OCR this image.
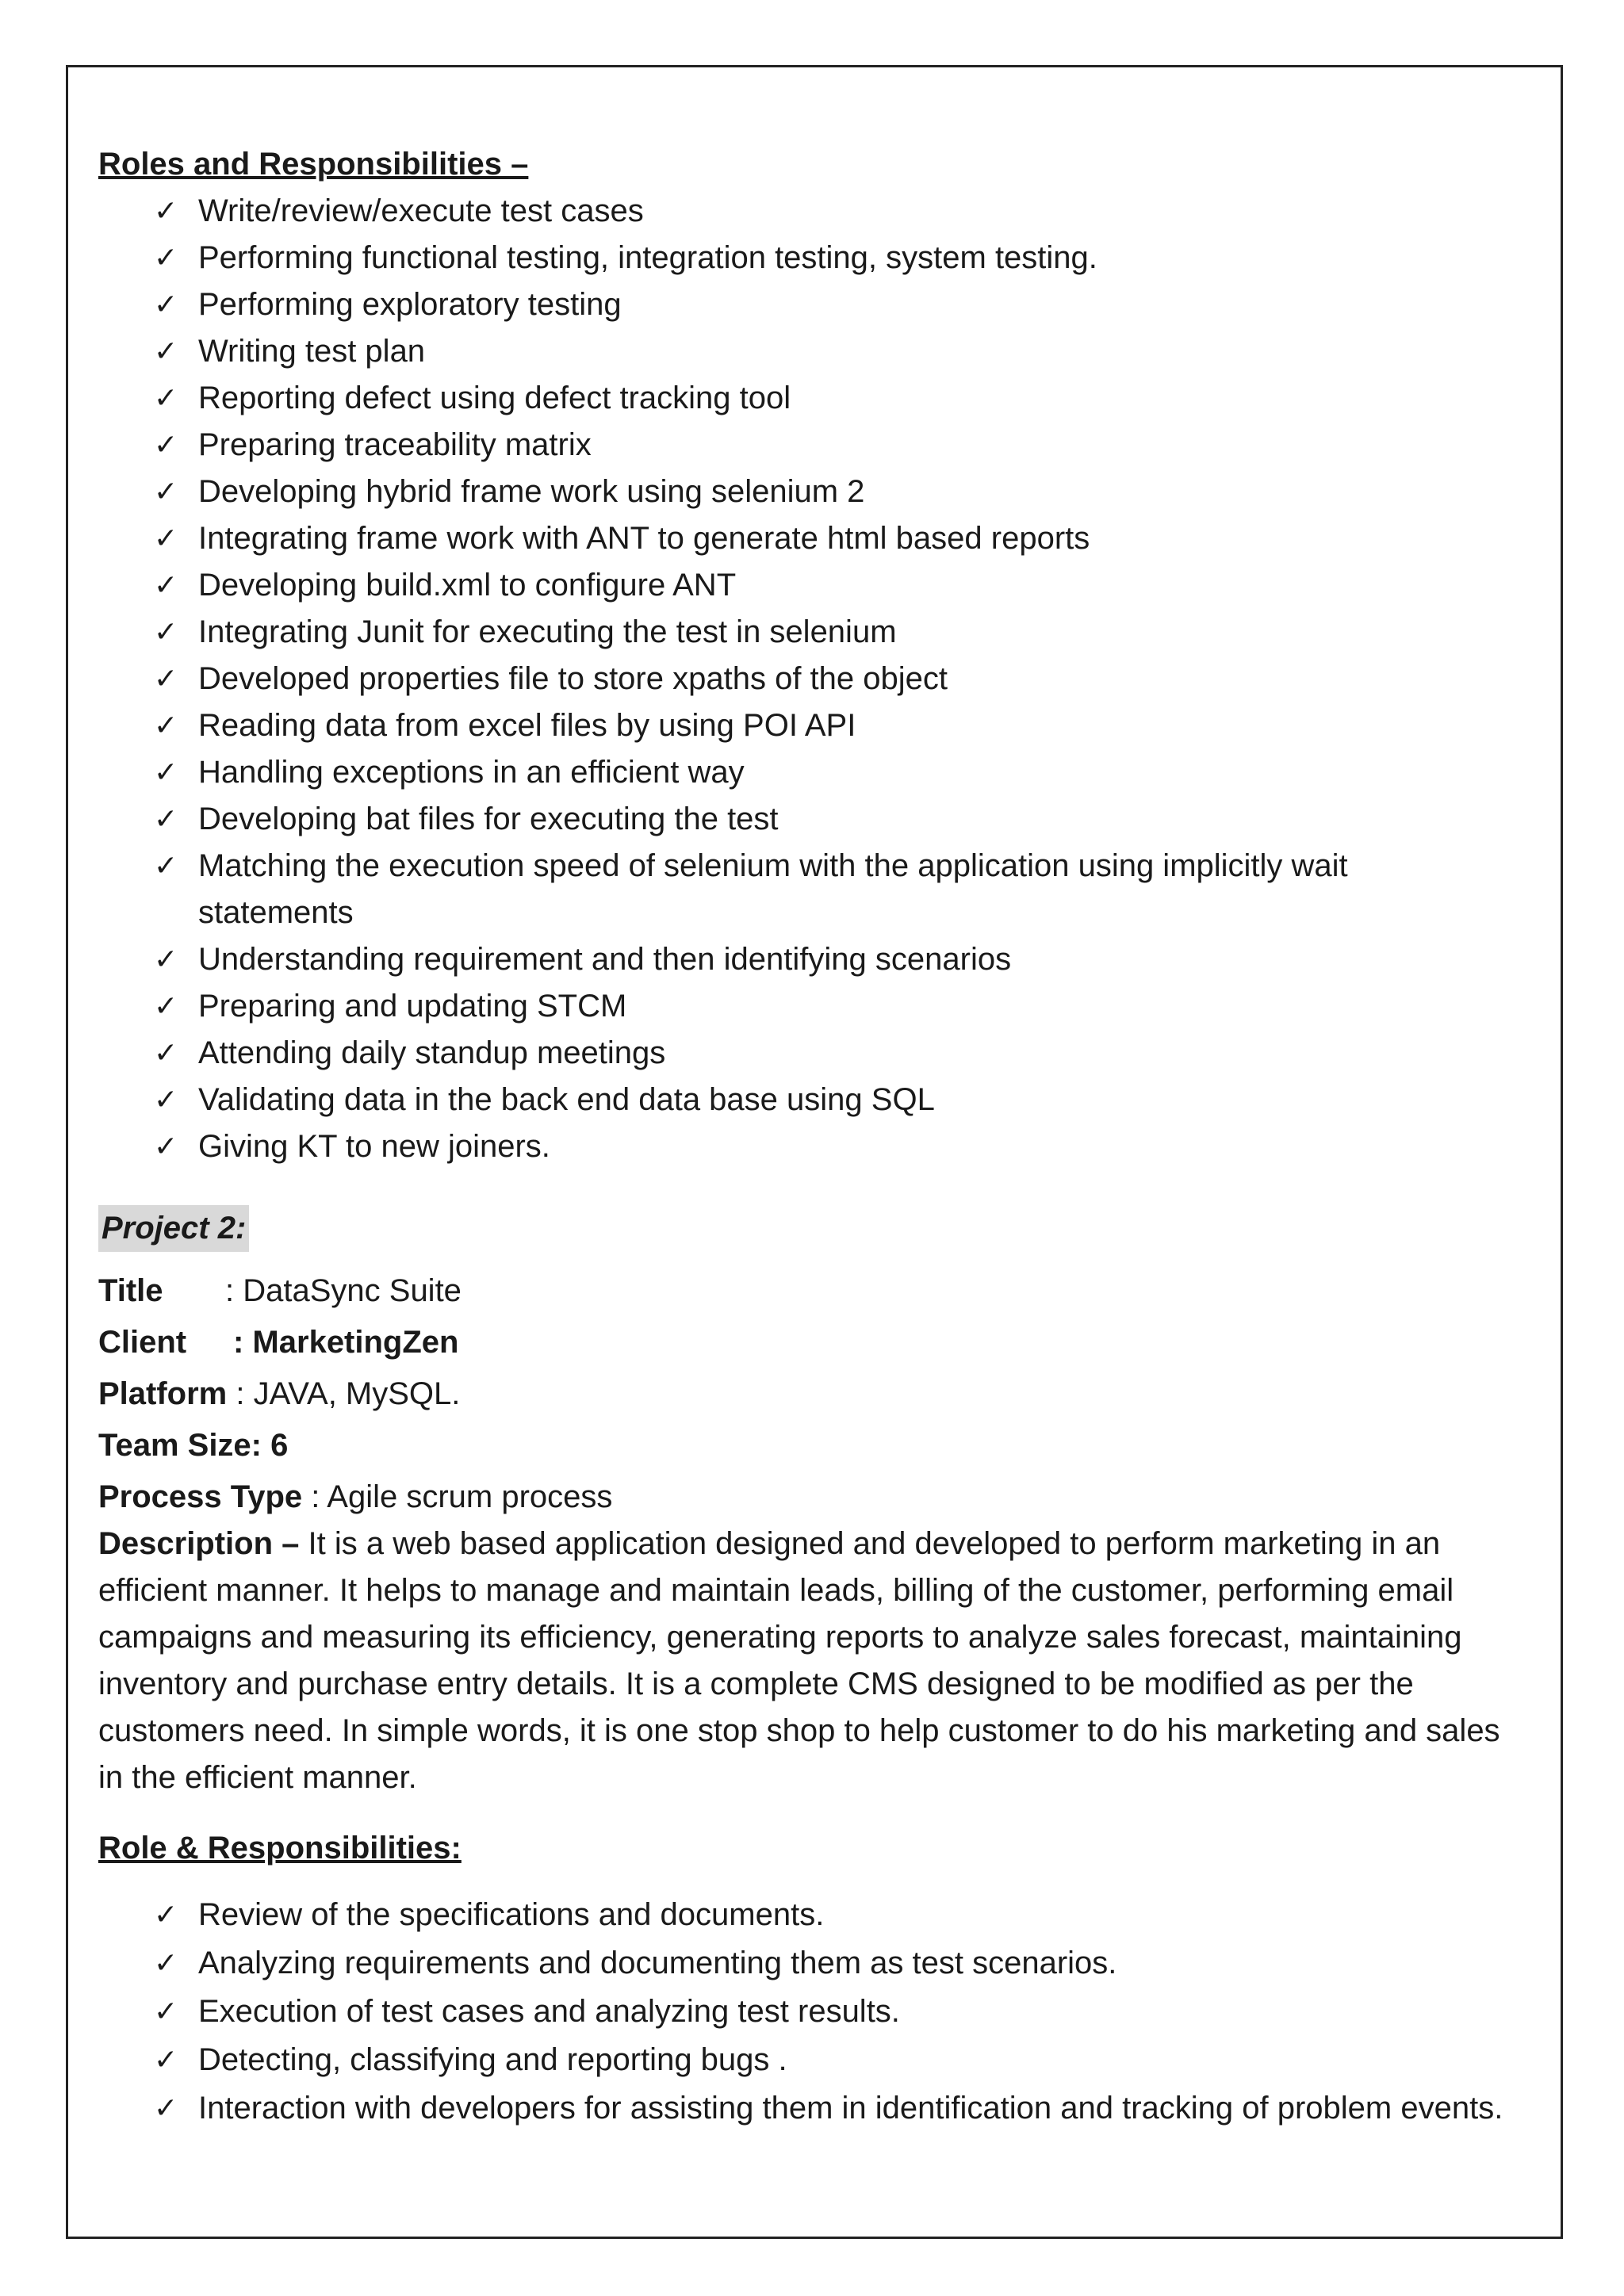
Roles and Responsibilities –

✓ Write/review/execute test cases
✓ Performing functional testing, integration testing, system testing.
✓ Performing exploratory testing
✓ Writing test plan
✓ Reporting defect using defect tracking tool
✓ Preparing traceability matrix
✓ Developing hybrid frame work using selenium 2
✓ Integrating frame work with ANT to generate html based reports
✓ Developing build.xml to configure ANT
✓ Integrating Junit for executing the test in selenium
✓ Developed properties file to store xpaths of the object
✓ Reading data from excel files by using POI API
✓ Handling exceptions in an efficient way
✓ Developing bat files for executing the test
✓ Matching the execution speed of selenium with the application using implicitly wait statements
✓ Understanding requirement and then identifying scenarios
✓ Preparing and updating STCM
✓ Attending daily standup meetings
✓ Validating data in the back end data base using SQL
✓ Giving KT to new joiners.
Project 2:
Title : DataSync Suite
Client : MarketingZen
Platform : JAVA, MySQL.
Team Size: 6
Process Type : Agile scrum process
Description – It is a web based application designed and developed to perform marketing in an efficient manner. It helps to manage and maintain leads, billing of the customer, performing email campaigns and measuring its efficiency, generating reports to analyze sales forecast, maintaining inventory and purchase entry details. It is a complete CMS designed to be modified as per the customers need. In simple words, it is one stop shop to help customer to do his marketing and sales in the efficient manner.

Role & Responsibilities:

✓ Review of the specifications and documents.
✓ Analyzing requirements and documenting them as test scenarios.
✓ Execution of test cases and analyzing test results.
✓ Detecting, classifying and reporting bugs .
✓ Interaction with developers for assisting them in identification and tracking of problem events.
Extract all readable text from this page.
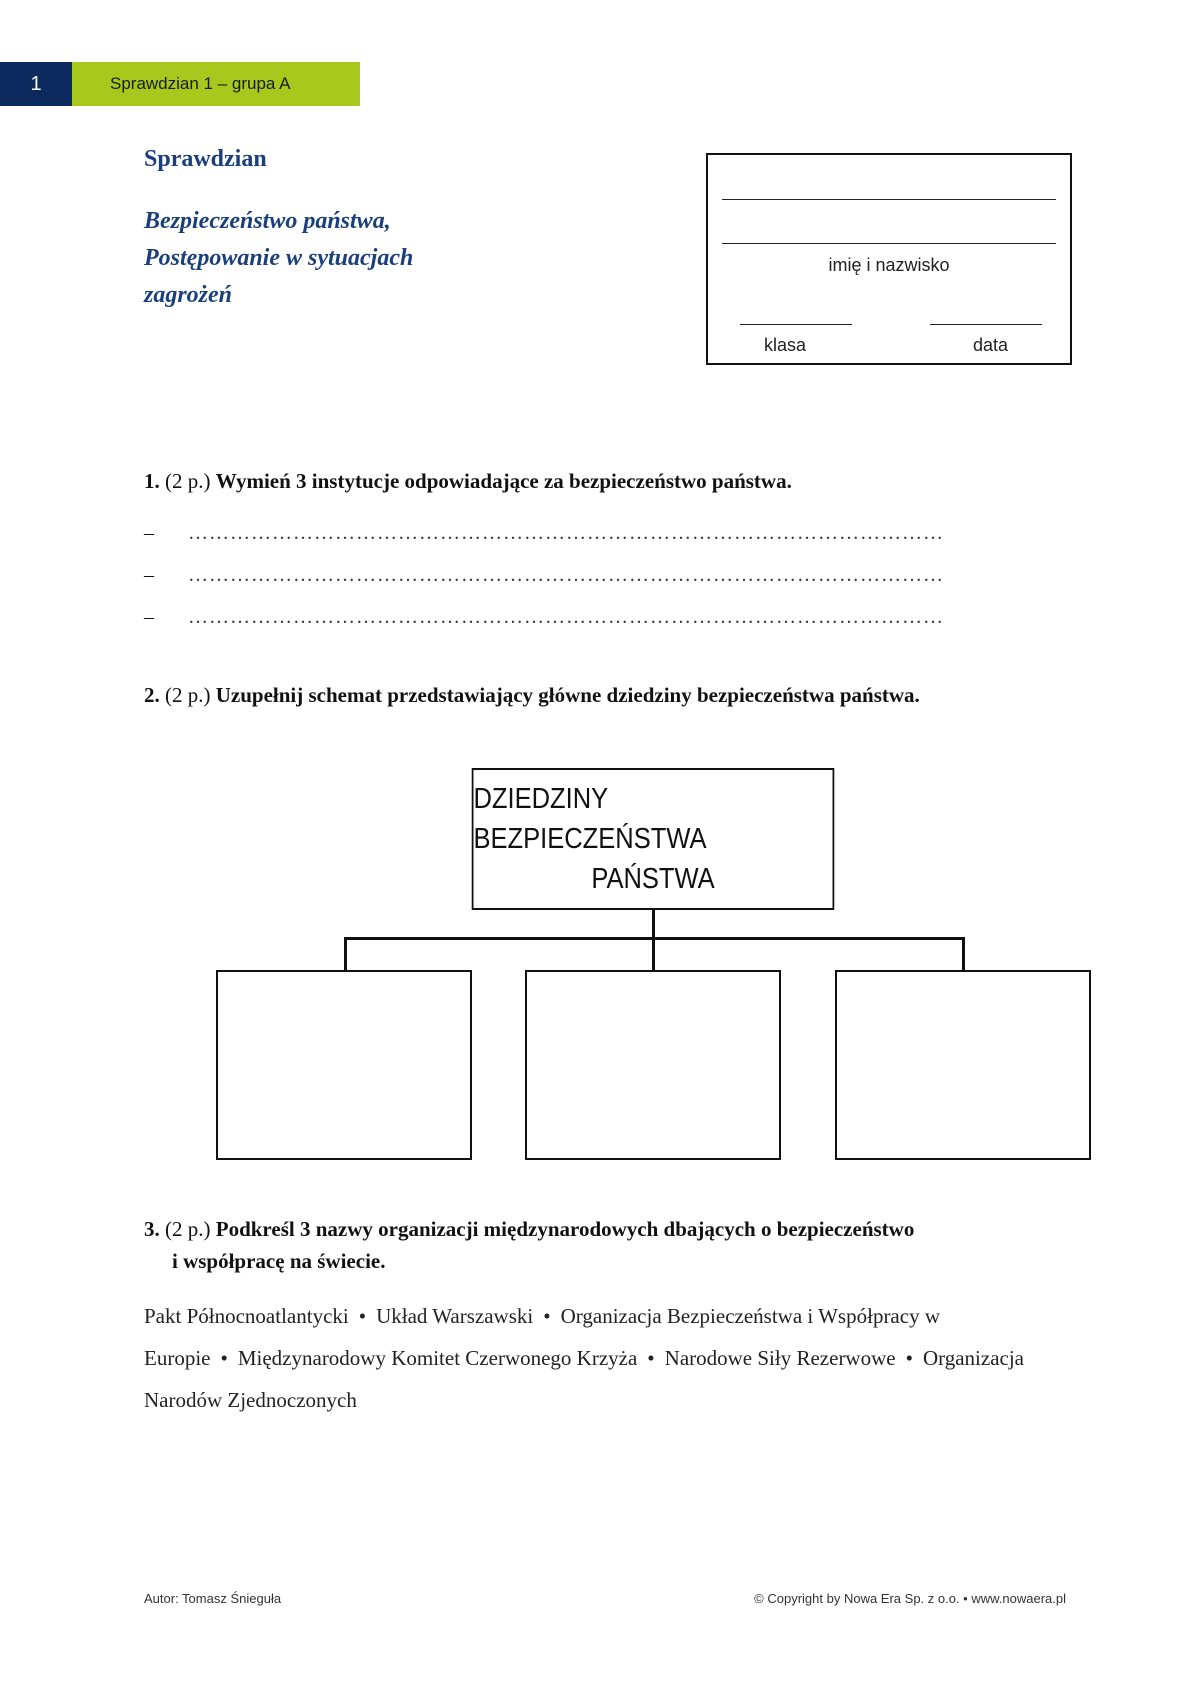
1	Sprawdzian 1 – grupa A
Sprawdzian
Bezpieczeństwo państwa,
Postępowanie w sytuacjach
zagrożeń
imię i nazwisko
klasa	data
1. (2 p.) Wymień 3 instytucje odpowiadające za bezpieczeństwo państwa.
–	………………………………………………………………………………………………
–	………………………………………………………………………………………………
–	………………………………………………………………………………………………
2. (2 p.) Uzupełnij schemat przedstawiający główne dziedziny bezpieczeństwa państwa.
DZIEDZINY BEZPIECZEŃSTWA
PAŃSTWA
3. (2 p.) Podkreśl 3 nazwy organizacji międzynarodowych dbających o bezpieczeństwo
i współpracę na świecie.
Pakt Północnoatlantycki • Układ Warszawski • Organizacja Bezpieczeństwa i Współpracy w Europie • Międzynarodowy Komitet Czerwonego Krzyża • Narodowe Siły Rezerwowe • Organizacja Narodów Zjednoczonych
Autor: Tomasz Śnieguła	© Copyright by Nowa Era Sp. z o.o. • www.nowaera.pl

::::::

Identify how many lines in the entries above contain the word "files" and provide only that figure.

2